No, it is not their inaccuracy, shape, scale or what not - we simply do not see any existing plant. 
 And almost none of them was identified with reasonable certainty - one would assume that half, or
 say ten percent of them, even if  very badly drawn, but none? You can hardly say the reason is just a
 poor skill of the author. As an amateur painter, I can assure you that when it comes to painting
 the  object you see, it is rather the question of observation than that of the skill. 

And it is the sharp observation which is a trademark of a good botanist and even if he has no extra
 skill, he would draw the plant such way that with given tolerance, we would be able to recognize
 it. Not so with the VM, where beside the low skill, we would have to assume that the author was
 very poor observant.  Still, his pictures have all details!!!

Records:
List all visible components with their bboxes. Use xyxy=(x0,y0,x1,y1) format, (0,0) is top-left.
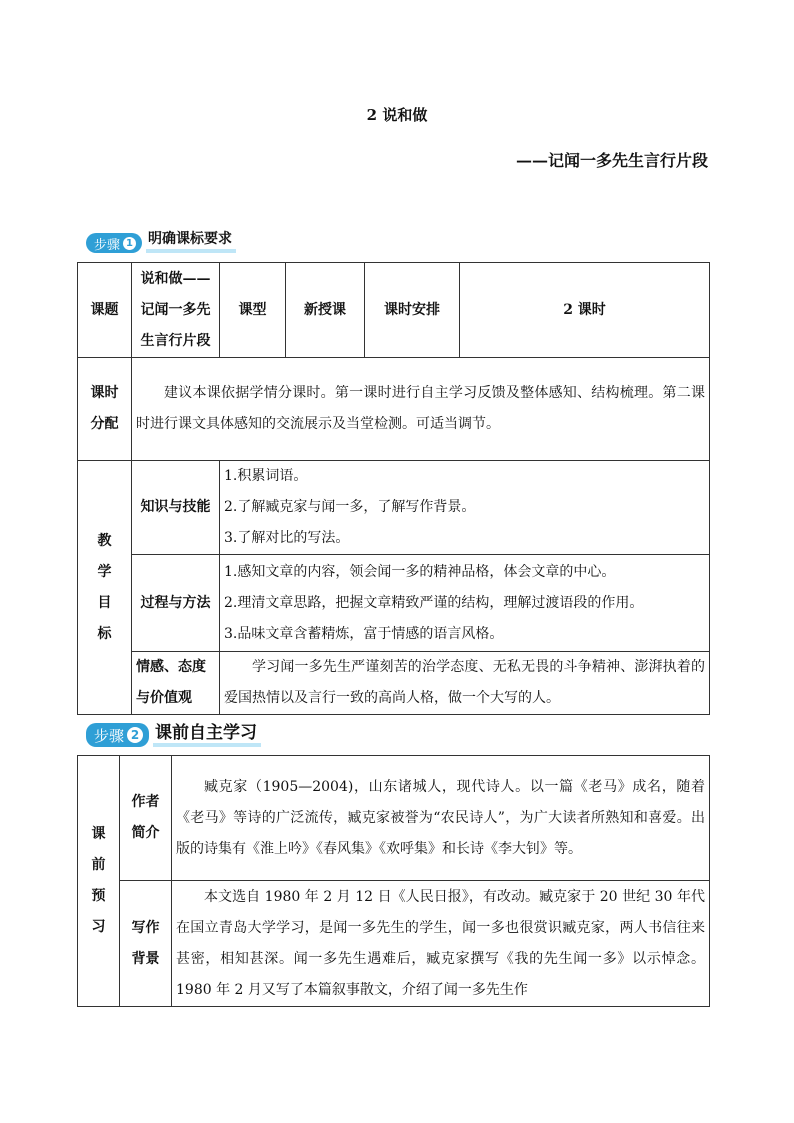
step-2-badge-text: 步骤 xyxy=(94,726,125,745)
step-2-banner xyxy=(86,721,261,747)
topic-value: 说和做——记闻一多先生言行片段 xyxy=(132,263,220,358)
step-1-banner xyxy=(86,231,236,253)
background-header: 写作背景 xyxy=(120,881,172,1007)
table-row xyxy=(78,555,710,652)
table-row xyxy=(78,263,710,358)
schedule-header: 课时安排 xyxy=(365,263,460,358)
table-row xyxy=(78,358,710,461)
preview-table xyxy=(77,755,710,1007)
step-1-number: 1 xyxy=(123,237,136,250)
goal-process-cell xyxy=(220,555,710,652)
step-2-badge xyxy=(86,723,149,747)
background-text: 本文选自 1980 年 2 月 12 日《人民日报》，有改动。臧克家于 20 世纪 30 年代在国立青岛大学学习，是闻一多先生的学生，闻一多也很赏识臧克家，两人书信往来甚密，相知甚深。闻一多先生遇难后，臧克家撰写《我的先生闻一多》以示悼念。1980 年 2 月又写了本篇叙事散文，介绍了闻一多先生作 xyxy=(172,881,710,1007)
teaching-goals-header: 教学目标 xyxy=(78,461,132,715)
step-1-badge xyxy=(86,233,142,253)
topic-header: 课题 xyxy=(78,263,132,358)
list-item: 1.感知文章的内容，领会闻一多的精神品格，体会文章的中心。 xyxy=(224,563,616,580)
step-2-label: 课前自主学习 xyxy=(153,724,261,747)
list-item: 3.品味文章含蓄精炼，富于情感的语言风格。 xyxy=(224,625,504,642)
table-row xyxy=(78,756,710,881)
schedule-value: 2 课时 xyxy=(460,263,710,358)
lesson-type-value: 新授课 xyxy=(286,263,365,358)
list-item: 2.了解臧克家与闻一多，了解写作背景。 xyxy=(224,499,476,515)
step-1-badge-text: 步骤 xyxy=(94,237,121,253)
period-allocation-text: 建议本课依据学情分课时。第一课时进行自主学习反馈及整体感知、结构梳理。第二课时进行课文具体感知的交流展示及当堂检测。可适当调节。 xyxy=(132,358,710,461)
table-row xyxy=(78,881,710,1007)
author-intro-text: 臧克家（1905—2004)，山东诸城人，现代诗人。以一篇《老马》成名，随着《老马》等诗的广泛流传，臧克家被誉为“农民诗人”，为广大读者所熟知和喜爱。出版的诗集有《淮上吟》《春风集》《欢呼集》和长诗《李大钊》等。 xyxy=(172,756,710,881)
table-row xyxy=(78,461,710,555)
step-2-number: 2 xyxy=(127,727,143,743)
goal-knowledge-header: 知识与技能 xyxy=(132,461,220,555)
goal-knowledge-cell xyxy=(220,461,710,555)
goal-attitude-text: 学习闻一多先生严谨刻苦的治学态度、无私无畏的斗争精神、澎湃执着的爱国热情以及言行一致的高尚人格，做一个大写的人。 xyxy=(220,652,710,715)
period-allocation-header: 课时分配 xyxy=(78,358,132,461)
list-item: 1.积累词语。 xyxy=(224,468,308,484)
list-item: 2.理清文章思路，把握文章精致严谨的结构，理解过渡语段的作用。 xyxy=(224,594,644,611)
document-title: 2 说和做 xyxy=(366,106,428,124)
curriculum-table xyxy=(77,262,710,715)
list-item: 3.了解对比的写法。 xyxy=(224,530,350,546)
table-row xyxy=(78,652,710,715)
document-subtitle: ——记闻一多先生言行片段 xyxy=(515,151,708,170)
lesson-type-header: 课型 xyxy=(220,263,286,358)
preview-header: 课前预习 xyxy=(78,756,120,1007)
goal-attitude-header: 情感、态度与价值观 xyxy=(132,652,220,715)
author-intro-header: 作者简介 xyxy=(120,756,172,881)
step-1-label: 明确课标要求 xyxy=(146,230,236,253)
goal-process-header: 过程与方法 xyxy=(132,555,220,652)
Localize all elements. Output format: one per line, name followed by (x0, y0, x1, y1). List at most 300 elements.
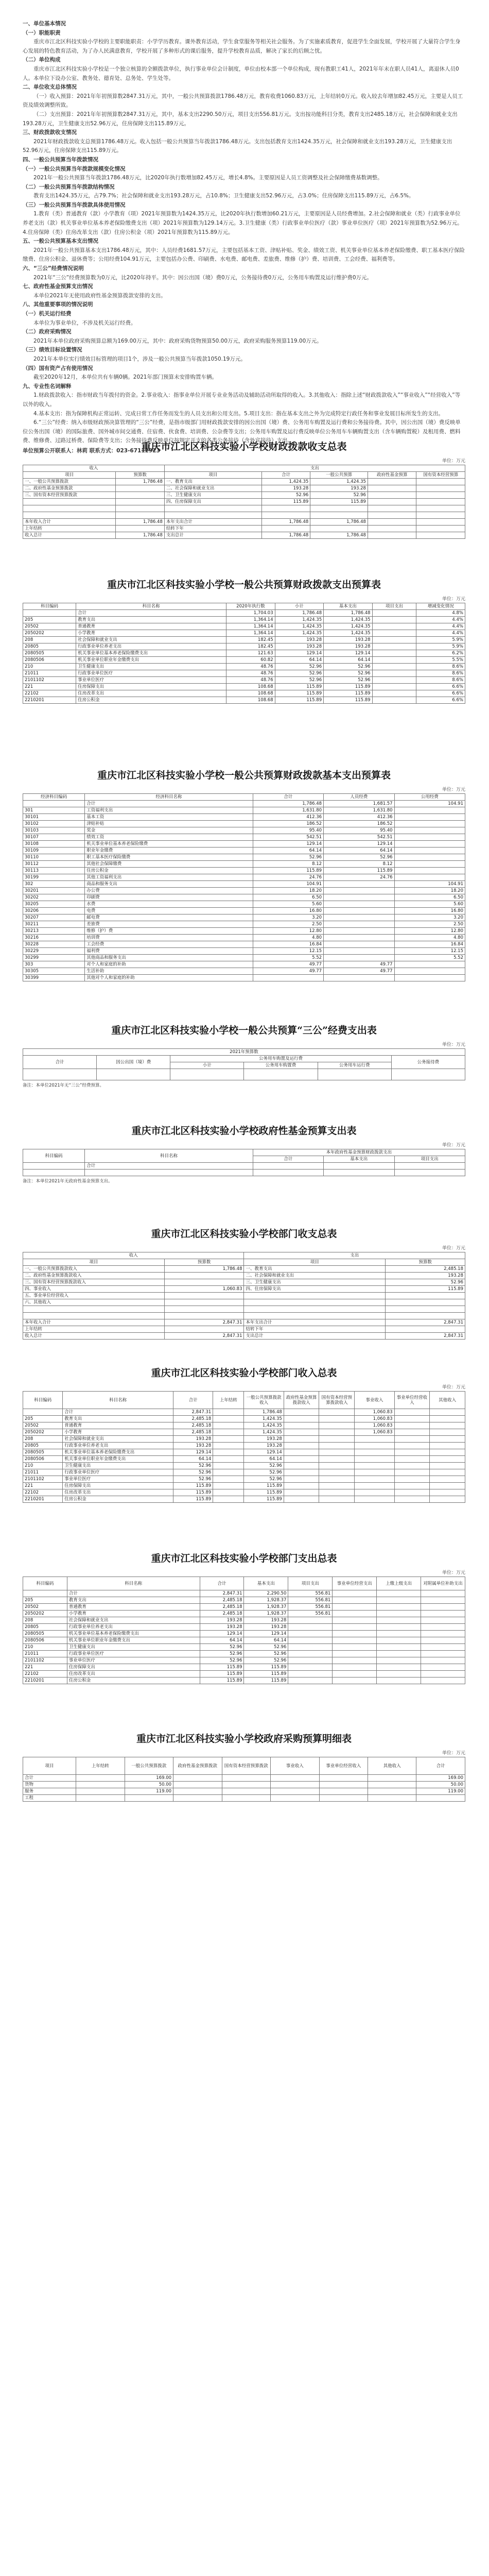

#### [EXERCISE INSTRUCTIONS]
(1) In the text about the plant drawings, what does it name as the trademark of a good botanist?
(2) Rename "table-row" to "grid-row" in the rows between the line holding "step-2-badge-text: 步骤 xyxy=(94,726,125,745)" and the line holding "step-2-badge xyxy=(86,723,149,747)", inclusive. Give back only those lines, with nothing else changed.

#### [CORRECT ANSWERS]
(1) Sharp observation is the trademark of a good botanist.

(2)
step-2-badge-text: 步骤 xyxy=(94,726,125,745)
step-2-banner xyxy=(86,721,261,747)
topic-value: 说和做——记闻一多先生言行片段 xyxy=(132,263,220,358)
step-1-banner xyxy=(86,231,236,253)
background-header: 写作背景 xyxy=(120,881,172,1007)
grid-row xyxy=(78,555,710,652)
grid-row xyxy=(78,263,710,358)
schedule-header: 课时安排 xyxy=(365,263,460,358)
grid-row xyxy=(78,358,710,461)
preview-table xyxy=(77,755,710,1007)
step-1-number: 1 xyxy=(123,237,136,250)
goal-process-cell xyxy=(220,555,710,652)
step-2-badge xyxy=(86,723,149,747)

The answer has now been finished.